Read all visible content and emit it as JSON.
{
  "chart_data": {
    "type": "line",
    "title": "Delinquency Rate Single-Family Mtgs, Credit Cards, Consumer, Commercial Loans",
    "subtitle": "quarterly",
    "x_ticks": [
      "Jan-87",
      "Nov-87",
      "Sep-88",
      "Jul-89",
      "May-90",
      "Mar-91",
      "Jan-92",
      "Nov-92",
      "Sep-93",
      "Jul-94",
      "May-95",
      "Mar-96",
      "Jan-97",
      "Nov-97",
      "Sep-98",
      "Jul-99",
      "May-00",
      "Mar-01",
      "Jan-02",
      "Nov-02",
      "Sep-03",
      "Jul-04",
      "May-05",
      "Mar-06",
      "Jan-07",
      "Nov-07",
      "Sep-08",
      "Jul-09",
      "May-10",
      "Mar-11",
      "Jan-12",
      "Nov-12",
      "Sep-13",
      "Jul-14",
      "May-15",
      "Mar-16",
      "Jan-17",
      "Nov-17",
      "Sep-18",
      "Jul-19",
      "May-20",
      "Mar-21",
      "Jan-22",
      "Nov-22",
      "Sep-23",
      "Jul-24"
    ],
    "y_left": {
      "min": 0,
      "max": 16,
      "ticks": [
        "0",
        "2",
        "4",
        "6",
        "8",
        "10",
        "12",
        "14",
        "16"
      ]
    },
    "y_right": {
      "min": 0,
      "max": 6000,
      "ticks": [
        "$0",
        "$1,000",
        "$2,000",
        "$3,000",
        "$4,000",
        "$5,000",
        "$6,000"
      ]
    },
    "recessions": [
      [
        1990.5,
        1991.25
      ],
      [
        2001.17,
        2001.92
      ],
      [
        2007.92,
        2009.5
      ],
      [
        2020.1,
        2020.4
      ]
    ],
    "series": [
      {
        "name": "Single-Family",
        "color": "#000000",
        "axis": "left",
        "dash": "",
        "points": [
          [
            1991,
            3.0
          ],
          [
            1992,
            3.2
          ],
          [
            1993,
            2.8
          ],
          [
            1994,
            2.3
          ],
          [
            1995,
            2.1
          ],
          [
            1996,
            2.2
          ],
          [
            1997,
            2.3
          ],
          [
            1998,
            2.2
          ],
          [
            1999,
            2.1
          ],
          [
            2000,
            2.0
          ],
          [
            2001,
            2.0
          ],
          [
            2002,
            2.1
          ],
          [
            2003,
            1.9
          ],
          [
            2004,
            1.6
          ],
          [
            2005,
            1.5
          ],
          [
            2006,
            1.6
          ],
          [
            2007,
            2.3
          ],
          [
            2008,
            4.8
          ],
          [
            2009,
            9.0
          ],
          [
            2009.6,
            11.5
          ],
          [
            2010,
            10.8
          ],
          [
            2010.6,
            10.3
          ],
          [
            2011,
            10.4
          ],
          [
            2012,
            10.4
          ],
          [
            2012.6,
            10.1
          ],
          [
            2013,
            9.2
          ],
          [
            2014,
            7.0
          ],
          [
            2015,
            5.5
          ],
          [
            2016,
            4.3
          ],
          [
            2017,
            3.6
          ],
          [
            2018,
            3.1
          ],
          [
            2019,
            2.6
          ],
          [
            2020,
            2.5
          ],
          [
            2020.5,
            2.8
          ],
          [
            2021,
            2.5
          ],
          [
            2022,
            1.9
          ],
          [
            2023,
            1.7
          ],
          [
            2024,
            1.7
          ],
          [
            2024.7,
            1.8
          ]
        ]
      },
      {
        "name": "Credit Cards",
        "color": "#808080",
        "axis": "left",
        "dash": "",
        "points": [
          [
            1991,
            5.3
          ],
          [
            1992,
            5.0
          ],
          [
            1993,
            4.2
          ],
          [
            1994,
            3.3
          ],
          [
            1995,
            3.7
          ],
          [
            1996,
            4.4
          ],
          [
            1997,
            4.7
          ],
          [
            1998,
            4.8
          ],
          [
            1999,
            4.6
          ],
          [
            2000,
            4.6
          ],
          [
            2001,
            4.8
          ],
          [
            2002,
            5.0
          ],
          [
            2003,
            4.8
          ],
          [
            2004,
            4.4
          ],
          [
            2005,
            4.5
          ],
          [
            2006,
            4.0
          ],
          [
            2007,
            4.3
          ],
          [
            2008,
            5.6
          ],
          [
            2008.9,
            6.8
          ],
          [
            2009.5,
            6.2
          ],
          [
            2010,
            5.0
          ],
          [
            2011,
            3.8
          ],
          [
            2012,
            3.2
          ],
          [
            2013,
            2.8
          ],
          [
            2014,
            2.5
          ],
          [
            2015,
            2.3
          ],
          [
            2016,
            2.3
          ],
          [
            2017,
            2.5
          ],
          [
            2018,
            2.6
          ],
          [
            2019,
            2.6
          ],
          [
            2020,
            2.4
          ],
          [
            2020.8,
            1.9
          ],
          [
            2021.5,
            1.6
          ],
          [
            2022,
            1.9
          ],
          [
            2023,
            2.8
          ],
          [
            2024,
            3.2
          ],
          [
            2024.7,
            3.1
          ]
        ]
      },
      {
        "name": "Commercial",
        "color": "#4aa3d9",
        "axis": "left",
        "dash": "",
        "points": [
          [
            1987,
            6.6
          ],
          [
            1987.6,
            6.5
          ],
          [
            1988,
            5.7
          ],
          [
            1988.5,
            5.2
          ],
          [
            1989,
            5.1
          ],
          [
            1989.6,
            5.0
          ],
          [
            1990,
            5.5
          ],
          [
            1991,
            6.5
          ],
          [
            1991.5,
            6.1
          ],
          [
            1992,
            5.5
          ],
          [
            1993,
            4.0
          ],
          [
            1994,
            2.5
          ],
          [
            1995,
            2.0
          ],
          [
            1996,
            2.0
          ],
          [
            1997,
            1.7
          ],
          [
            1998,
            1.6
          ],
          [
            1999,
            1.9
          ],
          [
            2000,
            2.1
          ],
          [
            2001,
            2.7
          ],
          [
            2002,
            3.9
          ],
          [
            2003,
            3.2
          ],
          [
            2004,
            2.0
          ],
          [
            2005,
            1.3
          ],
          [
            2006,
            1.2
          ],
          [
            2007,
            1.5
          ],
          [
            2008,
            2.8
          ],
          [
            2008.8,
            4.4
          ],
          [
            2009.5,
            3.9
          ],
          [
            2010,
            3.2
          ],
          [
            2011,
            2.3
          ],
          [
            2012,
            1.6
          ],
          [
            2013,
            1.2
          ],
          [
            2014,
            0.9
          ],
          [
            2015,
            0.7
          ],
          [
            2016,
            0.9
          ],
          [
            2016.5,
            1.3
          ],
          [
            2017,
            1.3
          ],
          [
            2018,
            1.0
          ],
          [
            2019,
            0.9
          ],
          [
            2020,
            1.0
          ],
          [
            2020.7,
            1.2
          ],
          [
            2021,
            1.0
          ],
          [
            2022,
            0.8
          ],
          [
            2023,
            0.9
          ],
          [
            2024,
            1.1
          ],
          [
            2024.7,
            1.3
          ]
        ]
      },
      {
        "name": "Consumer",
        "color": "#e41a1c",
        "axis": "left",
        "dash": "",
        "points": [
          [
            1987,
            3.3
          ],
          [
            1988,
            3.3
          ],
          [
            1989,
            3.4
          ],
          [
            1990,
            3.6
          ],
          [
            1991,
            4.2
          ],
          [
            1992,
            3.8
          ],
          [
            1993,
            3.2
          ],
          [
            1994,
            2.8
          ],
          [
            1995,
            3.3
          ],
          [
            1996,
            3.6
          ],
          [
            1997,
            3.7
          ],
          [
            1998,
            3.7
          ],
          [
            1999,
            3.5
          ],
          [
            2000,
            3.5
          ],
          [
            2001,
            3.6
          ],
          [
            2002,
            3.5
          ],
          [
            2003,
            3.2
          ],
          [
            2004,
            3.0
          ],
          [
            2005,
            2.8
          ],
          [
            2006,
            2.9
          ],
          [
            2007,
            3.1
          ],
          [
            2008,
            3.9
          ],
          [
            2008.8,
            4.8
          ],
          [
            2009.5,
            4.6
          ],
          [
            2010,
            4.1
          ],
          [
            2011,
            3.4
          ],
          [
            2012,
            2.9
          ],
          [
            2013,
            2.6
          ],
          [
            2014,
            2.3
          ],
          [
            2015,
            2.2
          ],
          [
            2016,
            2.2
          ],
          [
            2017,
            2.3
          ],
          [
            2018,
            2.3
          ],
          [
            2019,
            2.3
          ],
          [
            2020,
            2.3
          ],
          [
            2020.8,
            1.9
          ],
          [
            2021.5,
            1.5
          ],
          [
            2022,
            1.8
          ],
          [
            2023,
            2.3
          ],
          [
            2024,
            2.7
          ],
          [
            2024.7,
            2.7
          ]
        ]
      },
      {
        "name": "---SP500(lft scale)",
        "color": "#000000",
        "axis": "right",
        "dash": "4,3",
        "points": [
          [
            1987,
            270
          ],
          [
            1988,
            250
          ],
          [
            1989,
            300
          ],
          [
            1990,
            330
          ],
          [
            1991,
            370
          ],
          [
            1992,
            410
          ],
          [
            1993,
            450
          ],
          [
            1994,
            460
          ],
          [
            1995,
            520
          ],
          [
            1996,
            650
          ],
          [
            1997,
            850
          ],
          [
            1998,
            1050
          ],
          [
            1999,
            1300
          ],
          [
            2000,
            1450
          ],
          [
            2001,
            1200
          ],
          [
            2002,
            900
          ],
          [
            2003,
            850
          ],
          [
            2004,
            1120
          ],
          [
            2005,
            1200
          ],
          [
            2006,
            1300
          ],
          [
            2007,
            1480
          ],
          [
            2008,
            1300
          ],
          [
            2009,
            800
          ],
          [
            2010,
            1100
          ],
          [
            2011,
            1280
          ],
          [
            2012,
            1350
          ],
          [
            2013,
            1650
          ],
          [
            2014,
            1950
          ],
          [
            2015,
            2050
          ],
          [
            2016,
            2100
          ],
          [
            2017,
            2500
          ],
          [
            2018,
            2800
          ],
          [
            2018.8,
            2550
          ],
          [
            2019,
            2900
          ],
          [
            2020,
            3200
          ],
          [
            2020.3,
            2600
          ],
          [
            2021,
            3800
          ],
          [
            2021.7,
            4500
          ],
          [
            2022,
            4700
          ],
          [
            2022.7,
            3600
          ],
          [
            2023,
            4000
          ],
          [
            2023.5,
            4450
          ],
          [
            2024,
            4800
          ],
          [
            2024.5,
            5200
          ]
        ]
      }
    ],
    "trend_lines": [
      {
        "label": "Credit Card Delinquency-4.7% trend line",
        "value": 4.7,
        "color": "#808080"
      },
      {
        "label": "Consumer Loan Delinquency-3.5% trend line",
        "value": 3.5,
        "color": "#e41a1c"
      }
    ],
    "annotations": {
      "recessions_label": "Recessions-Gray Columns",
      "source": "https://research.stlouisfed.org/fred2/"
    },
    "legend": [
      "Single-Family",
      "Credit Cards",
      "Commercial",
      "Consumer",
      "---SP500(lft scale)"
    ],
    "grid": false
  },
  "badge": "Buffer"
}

◆ **Short task**:
How many of the lines above hold the word "Credit"? Give only that number.

◆ **Final result**:
4